Items from a figure collection
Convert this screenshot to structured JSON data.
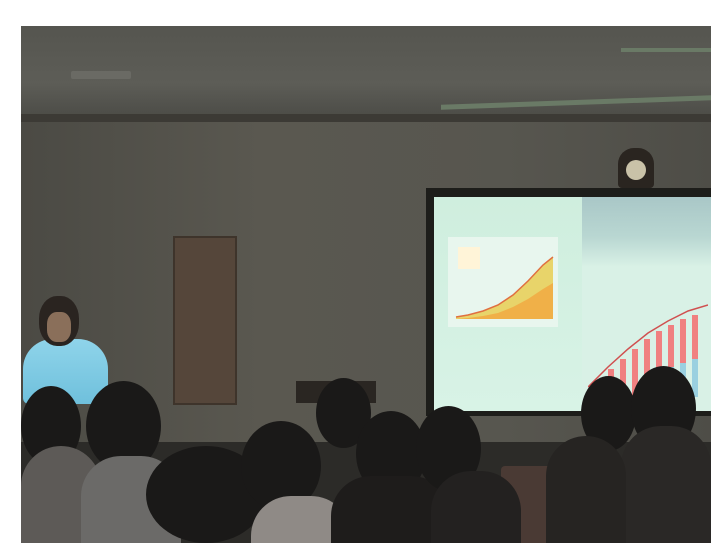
{
  "scene": {
    "description_tag": "photo",
    "colors": {
      "screen": "#d4f1e2",
      "presenter_shirt": "#7fcbe3",
      "wall": "#57564f",
      "audience": "#1a1918"
    },
    "slide": {
      "left_title": "",
      "right_title": ""
    }
  }
}
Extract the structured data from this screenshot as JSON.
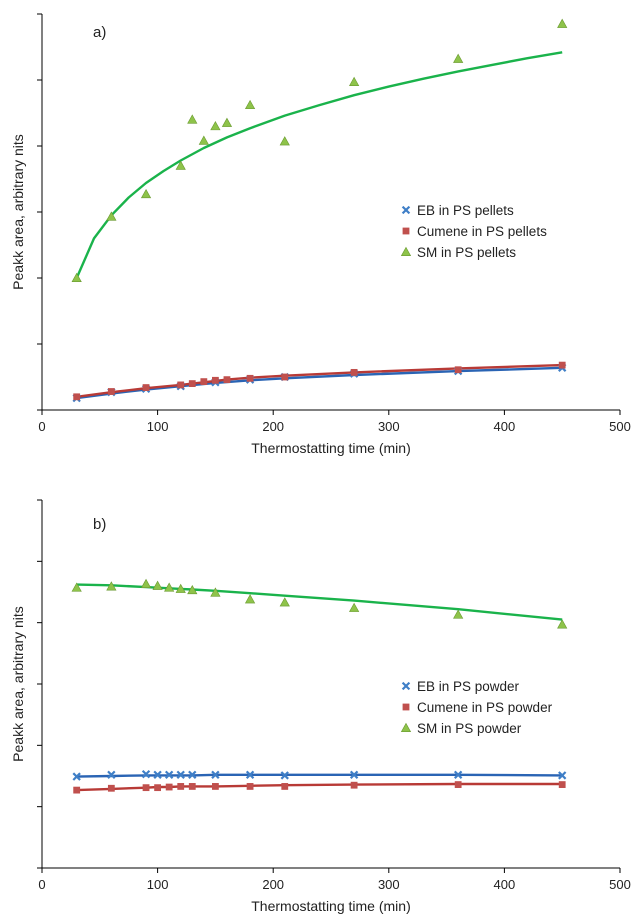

* Exercise details
Print the entries above exactly, taking out only the pictures.

* Exercise response
Convert this screenshot to structured JSON data.
{
  "scene": {
    "description_tag": "photo",
    "colors": {
      "screen": "#d4f1e2",
      "presenter_shirt": "#7fcbe3",
      "wall": "#57564f",
      "audience": "#1a1918"
    },
    "slide": {
      "left_title": "",
      "right_title": ""
    }
  }
}
Extract the structured data from this screenshot as JSON.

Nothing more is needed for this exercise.